**PROBLEM:**
Write out each line of the material again, word for word.

[BEGIN]

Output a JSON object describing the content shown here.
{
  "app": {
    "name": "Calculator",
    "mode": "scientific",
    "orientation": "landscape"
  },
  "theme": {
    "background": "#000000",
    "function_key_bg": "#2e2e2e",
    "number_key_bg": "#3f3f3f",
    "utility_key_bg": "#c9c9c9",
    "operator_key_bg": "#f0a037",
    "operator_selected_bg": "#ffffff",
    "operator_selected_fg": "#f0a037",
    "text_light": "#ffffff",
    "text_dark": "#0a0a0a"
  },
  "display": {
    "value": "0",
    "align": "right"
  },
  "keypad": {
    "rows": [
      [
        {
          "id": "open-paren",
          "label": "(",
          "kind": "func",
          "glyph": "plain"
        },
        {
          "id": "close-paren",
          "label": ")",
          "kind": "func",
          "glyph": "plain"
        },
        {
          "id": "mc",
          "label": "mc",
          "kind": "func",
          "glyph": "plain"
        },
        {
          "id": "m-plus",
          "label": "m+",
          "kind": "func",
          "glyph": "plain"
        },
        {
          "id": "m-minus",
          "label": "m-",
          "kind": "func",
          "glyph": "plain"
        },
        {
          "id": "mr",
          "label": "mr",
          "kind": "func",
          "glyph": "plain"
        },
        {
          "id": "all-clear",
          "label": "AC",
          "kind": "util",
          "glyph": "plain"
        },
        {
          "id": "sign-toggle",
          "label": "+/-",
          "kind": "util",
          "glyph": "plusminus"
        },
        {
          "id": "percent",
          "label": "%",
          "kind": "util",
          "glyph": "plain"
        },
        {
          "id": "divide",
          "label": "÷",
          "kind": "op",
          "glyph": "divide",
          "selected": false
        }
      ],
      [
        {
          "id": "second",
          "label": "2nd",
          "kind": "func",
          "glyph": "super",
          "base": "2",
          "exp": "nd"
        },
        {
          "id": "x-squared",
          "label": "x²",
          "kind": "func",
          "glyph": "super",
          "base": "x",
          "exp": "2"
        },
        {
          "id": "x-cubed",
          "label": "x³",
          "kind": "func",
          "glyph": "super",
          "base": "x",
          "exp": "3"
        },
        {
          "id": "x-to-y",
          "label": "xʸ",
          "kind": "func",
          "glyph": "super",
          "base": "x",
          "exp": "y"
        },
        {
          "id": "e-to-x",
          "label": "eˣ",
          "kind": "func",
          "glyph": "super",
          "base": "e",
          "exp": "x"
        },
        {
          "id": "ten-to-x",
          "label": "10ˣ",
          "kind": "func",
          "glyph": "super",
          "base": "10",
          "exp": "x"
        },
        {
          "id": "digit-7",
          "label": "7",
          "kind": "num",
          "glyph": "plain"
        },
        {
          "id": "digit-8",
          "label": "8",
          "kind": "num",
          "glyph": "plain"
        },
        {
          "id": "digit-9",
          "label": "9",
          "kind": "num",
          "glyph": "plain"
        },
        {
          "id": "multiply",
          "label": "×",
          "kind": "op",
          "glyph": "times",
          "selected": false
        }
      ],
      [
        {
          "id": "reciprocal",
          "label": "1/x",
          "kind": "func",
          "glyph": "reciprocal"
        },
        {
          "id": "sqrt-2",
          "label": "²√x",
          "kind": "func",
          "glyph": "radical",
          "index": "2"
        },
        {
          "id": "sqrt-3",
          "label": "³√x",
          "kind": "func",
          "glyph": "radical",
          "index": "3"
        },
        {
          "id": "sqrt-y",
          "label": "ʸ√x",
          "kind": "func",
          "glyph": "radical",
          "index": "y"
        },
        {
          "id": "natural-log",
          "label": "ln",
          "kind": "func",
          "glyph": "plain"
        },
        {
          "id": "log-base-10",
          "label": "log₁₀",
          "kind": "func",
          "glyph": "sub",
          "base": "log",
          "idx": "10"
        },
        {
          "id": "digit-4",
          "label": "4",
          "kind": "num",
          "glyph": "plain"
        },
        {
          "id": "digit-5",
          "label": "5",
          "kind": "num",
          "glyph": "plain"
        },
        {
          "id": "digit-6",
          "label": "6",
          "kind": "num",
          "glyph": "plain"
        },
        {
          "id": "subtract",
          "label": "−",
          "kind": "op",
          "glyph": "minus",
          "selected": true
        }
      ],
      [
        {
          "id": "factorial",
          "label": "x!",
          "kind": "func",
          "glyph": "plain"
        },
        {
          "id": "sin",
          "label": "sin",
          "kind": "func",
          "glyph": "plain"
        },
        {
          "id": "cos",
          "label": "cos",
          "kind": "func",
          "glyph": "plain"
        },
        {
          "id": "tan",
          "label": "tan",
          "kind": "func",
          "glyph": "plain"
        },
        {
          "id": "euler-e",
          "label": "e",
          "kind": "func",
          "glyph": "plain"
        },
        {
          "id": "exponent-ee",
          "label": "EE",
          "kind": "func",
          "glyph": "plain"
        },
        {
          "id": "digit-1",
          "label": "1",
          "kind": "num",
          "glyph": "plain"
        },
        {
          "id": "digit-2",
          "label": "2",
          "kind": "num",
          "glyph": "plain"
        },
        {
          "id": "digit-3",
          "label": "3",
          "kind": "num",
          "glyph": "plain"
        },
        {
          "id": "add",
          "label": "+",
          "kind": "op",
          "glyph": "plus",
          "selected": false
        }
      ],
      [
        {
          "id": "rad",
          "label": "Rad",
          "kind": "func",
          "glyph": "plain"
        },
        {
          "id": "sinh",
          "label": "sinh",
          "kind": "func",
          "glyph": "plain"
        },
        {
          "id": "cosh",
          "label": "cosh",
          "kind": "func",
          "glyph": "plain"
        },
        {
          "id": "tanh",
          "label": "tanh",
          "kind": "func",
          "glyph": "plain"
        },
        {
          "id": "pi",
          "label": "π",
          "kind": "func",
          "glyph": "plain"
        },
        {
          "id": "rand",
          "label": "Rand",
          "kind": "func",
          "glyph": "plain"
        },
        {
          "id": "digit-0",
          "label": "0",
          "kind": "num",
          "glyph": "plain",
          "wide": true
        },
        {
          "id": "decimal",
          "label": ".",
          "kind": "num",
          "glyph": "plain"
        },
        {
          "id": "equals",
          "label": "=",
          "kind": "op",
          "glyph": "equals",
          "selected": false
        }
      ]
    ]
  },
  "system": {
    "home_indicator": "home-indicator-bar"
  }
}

[END]

**FINAL RESULT:**
Output a JSON object describing the content shown here.
{
  "app": {
    "name": "Calculator",
    "mode": "scientific",
    "orientation": "landscape"
  },
  "theme": {
    "background": "#000000",
    "function_key_bg": "#2e2e2e",
    "number_key_bg": "#3f3f3f",
    "utility_key_bg": "#c9c9c9",
    "operator_key_bg": "#f0a037",
    "operator_selected_bg": "#ffffff",
    "operator_selected_fg": "#f0a037",
    "text_light": "#ffffff",
    "text_dark": "#0a0a0a"
  },
  "display": {
    "value": "0",
    "align": "right"
  },
  "keypad": {
    "rows": [
      [
        {
          "id": "open-paren",
          "label": "(",
          "kind": "func",
          "glyph": "plain"
        },
        {
          "id": "close-paren",
          "label": ")",
          "kind": "func",
          "glyph": "plain"
        },
        {
          "id": "mc",
          "label": "mc",
          "kind": "func",
          "glyph": "plain"
        },
        {
          "id": "m-plus",
          "label": "m+",
          "kind": "func",
          "glyph": "plain"
        },
        {
          "id": "m-minus",
          "label": "m-",
          "kind": "func",
          "glyph": "plain"
        },
        {
          "id": "mr",
          "label": "mr",
          "kind": "func",
          "glyph": "plain"
        },
        {
          "id": "all-clear",
          "label": "AC",
          "kind": "util",
          "glyph": "plain"
        },
        {
          "id": "sign-toggle",
          "label": "+/-",
          "kind": "util",
          "glyph": "plusminus"
        },
        {
          "id": "percent",
          "label": "%",
          "kind": "util",
          "glyph": "plain"
        },
        {
          "id": "divide",
          "label": "÷",
          "kind": "op",
          "glyph": "divide",
          "selected": false
        }
      ],
      [
        {
          "id": "second",
          "label": "2nd",
          "kind": "func",
          "glyph": "super",
          "base": "2",
          "exp": "nd"
        },
        {
          "id": "x-squared",
          "label": "x²",
          "kind": "func",
          "glyph": "super",
          "base": "x",
          "exp": "2"
        },
        {
          "id": "x-cubed",
          "label": "x³",
          "kind": "func",
          "glyph": "super",
          "base": "x",
          "exp": "3"
        },
        {
          "id": "x-to-y",
          "label": "xʸ",
          "kind": "func",
          "glyph": "super",
          "base": "x",
          "exp": "y"
        },
        {
          "id": "e-to-x",
          "label": "eˣ",
          "kind": "func",
          "glyph": "super",
          "base": "e",
          "exp": "x"
        },
        {
          "id": "ten-to-x",
          "label": "10ˣ",
          "kind": "func",
          "glyph": "super",
          "base": "10",
          "exp": "x"
        },
        {
          "id": "digit-7",
          "label": "7",
          "kind": "num",
          "glyph": "plain"
        },
        {
          "id": "digit-8",
          "label": "8",
          "kind": "num",
          "glyph": "plain"
        },
        {
          "id": "digit-9",
          "label": "9",
          "kind": "num",
          "glyph": "plain"
        },
        {
          "id": "multiply",
          "label": "×",
          "kind": "op",
          "glyph": "times",
          "selected": false
        }
      ],
      [
        {
          "id": "reciprocal",
          "label": "1/x",
          "kind": "func",
          "glyph": "reciprocal"
        },
        {
          "id": "sqrt-2",
          "label": "²√x",
          "kind": "func",
          "glyph": "radical",
          "index": "2"
        },
        {
          "id": "sqrt-3",
          "label": "³√x",
          "kind": "func",
          "glyph": "radical",
          "index": "3"
        },
        {
          "id": "sqrt-y",
          "label": "ʸ√x",
          "kind": "func",
          "glyph": "radical",
          "index": "y"
        },
        {
          "id": "natural-log",
          "label": "ln",
          "kind": "func",
          "glyph": "plain"
        },
        {
          "id": "log-base-10",
          "label": "log₁₀",
          "kind": "func",
          "glyph": "sub",
          "base": "log",
          "idx": "10"
        },
        {
          "id": "digit-4",
          "label": "4",
          "kind": "num",
          "glyph": "plain"
        },
        {
          "id": "digit-5",
          "label": "5",
          "kind": "num",
          "glyph": "plain"
        },
        {
          "id": "digit-6",
          "label": "6",
          "kind": "num",
          "glyph": "plain"
        },
        {
          "id": "subtract",
          "label": "−",
          "kind": "op",
          "glyph": "minus",
          "selected": true
        }
      ],
      [
        {
          "id": "factorial",
          "label": "x!",
          "kind": "func",
          "glyph": "plain"
        },
        {
          "id": "sin",
          "label": "sin",
          "kind": "func",
          "glyph": "plain"
        },
        {
          "id": "cos",
          "label": "cos",
          "kind": "func",
          "glyph": "plain"
        },
        {
          "id": "tan",
          "label": "tan",
          "kind": "func",
          "glyph": "plain"
        },
        {
          "id": "euler-e",
          "label": "e",
          "kind": "func",
          "glyph": "plain"
        },
        {
          "id": "exponent-ee",
          "label": "EE",
          "kind": "func",
          "glyph": "plain"
        },
        {
          "id": "digit-1",
          "label": "1",
          "kind": "num",
          "glyph": "plain"
        },
        {
          "id": "digit-2",
          "label": "2",
          "kind": "num",
          "glyph": "plain"
        },
        {
          "id": "digit-3",
          "label": "3",
          "kind": "num",
          "glyph": "plain"
        },
        {
          "id": "add",
          "label": "+",
          "kind": "op",
          "glyph": "plus",
          "selected": false
        }
      ],
      [
        {
          "id": "rad",
          "label": "Rad",
          "kind": "func",
          "glyph": "plain"
        },
        {
          "id": "sinh",
          "label": "sinh",
          "kind": "func",
          "glyph": "plain"
        },
        {
          "id": "cosh",
          "label": "cosh",
          "kind": "func",
          "glyph": "plain"
        },
        {
          "id": "tanh",
          "label": "tanh",
          "kind": "func",
          "glyph": "plain"
        },
        {
          "id": "pi",
          "label": "π",
          "kind": "func",
          "glyph": "plain"
        },
        {
          "id": "rand",
          "label": "Rand",
          "kind": "func",
          "glyph": "plain"
        },
        {
          "id": "digit-0",
          "label": "0",
          "kind": "num",
          "glyph": "plain",
          "wide": true
        },
        {
          "id": "decimal",
          "label": ".",
          "kind": "num",
          "glyph": "plain"
        },
        {
          "id": "equals",
          "label": "=",
          "kind": "op",
          "glyph": "equals",
          "selected": false
        }
      ]
    ]
  },
  "system": {
    "home_indicator": "home-indicator-bar"
  }
}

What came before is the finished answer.